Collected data
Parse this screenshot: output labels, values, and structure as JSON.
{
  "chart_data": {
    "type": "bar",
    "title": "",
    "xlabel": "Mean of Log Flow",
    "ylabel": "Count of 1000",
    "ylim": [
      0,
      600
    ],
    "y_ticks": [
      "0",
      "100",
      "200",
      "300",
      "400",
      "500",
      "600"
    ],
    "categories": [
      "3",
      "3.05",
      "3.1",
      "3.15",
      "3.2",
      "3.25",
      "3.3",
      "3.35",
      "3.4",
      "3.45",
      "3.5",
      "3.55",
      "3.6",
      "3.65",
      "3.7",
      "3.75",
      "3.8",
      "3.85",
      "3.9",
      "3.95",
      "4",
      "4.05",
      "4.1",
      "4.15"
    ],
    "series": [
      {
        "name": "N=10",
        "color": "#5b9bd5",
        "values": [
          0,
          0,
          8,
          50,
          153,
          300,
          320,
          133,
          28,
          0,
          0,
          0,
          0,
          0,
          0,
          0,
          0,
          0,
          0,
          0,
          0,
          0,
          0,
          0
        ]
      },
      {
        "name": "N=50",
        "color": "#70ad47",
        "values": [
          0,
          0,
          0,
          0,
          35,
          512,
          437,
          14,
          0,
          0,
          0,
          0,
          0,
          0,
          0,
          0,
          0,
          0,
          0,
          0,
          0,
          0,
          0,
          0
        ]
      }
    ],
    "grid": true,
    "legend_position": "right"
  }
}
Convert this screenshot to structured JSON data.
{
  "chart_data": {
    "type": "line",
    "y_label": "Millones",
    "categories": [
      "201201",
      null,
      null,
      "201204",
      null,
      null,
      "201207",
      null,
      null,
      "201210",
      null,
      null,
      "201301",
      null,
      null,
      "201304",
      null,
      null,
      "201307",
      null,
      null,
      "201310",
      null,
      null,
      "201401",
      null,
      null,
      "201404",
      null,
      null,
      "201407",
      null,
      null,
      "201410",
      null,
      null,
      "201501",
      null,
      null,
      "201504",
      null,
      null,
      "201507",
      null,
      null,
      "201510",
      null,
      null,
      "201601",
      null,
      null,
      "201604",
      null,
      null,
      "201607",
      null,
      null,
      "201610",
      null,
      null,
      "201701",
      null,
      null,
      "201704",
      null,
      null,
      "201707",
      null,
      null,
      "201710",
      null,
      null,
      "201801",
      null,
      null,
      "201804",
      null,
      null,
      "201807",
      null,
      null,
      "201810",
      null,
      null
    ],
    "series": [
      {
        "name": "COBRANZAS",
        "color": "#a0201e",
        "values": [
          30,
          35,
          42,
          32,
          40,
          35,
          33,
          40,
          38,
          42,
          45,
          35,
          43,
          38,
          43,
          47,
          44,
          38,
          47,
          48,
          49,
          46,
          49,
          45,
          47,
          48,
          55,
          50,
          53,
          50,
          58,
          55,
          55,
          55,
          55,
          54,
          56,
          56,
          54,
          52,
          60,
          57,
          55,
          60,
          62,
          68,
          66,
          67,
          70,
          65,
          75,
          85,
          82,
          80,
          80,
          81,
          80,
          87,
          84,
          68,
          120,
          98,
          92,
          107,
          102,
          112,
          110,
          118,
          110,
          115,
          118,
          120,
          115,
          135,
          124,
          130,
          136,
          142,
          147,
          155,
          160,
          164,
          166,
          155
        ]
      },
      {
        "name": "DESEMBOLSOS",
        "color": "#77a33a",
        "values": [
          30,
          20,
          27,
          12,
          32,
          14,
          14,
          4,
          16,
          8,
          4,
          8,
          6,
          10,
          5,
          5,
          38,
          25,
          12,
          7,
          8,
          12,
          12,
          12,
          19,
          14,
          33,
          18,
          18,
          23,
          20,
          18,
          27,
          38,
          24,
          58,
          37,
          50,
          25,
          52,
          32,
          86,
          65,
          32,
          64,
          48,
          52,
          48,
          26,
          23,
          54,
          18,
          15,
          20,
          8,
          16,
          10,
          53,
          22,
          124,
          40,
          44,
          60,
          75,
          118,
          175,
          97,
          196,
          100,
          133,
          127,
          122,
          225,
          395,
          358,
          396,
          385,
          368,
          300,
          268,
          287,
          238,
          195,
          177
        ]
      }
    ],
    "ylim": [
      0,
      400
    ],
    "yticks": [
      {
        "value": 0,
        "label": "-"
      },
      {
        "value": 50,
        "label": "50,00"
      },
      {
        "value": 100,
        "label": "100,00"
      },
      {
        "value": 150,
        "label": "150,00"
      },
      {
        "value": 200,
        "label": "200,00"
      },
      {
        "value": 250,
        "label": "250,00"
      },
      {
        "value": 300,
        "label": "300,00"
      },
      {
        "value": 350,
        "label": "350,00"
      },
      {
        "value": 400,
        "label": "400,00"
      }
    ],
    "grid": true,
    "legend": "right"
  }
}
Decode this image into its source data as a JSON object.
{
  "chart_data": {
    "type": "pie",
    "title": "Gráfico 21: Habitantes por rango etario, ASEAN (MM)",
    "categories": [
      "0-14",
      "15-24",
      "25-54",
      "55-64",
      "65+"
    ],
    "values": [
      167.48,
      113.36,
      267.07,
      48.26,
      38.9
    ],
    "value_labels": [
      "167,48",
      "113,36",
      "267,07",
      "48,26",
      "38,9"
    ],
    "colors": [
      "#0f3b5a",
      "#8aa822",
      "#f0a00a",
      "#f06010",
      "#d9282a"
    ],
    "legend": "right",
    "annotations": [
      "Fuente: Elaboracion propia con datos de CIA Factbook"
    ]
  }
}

What this task involves:
Determine the number of lines in the records that include the string "JSON", and respond with that number only.

Result below:
3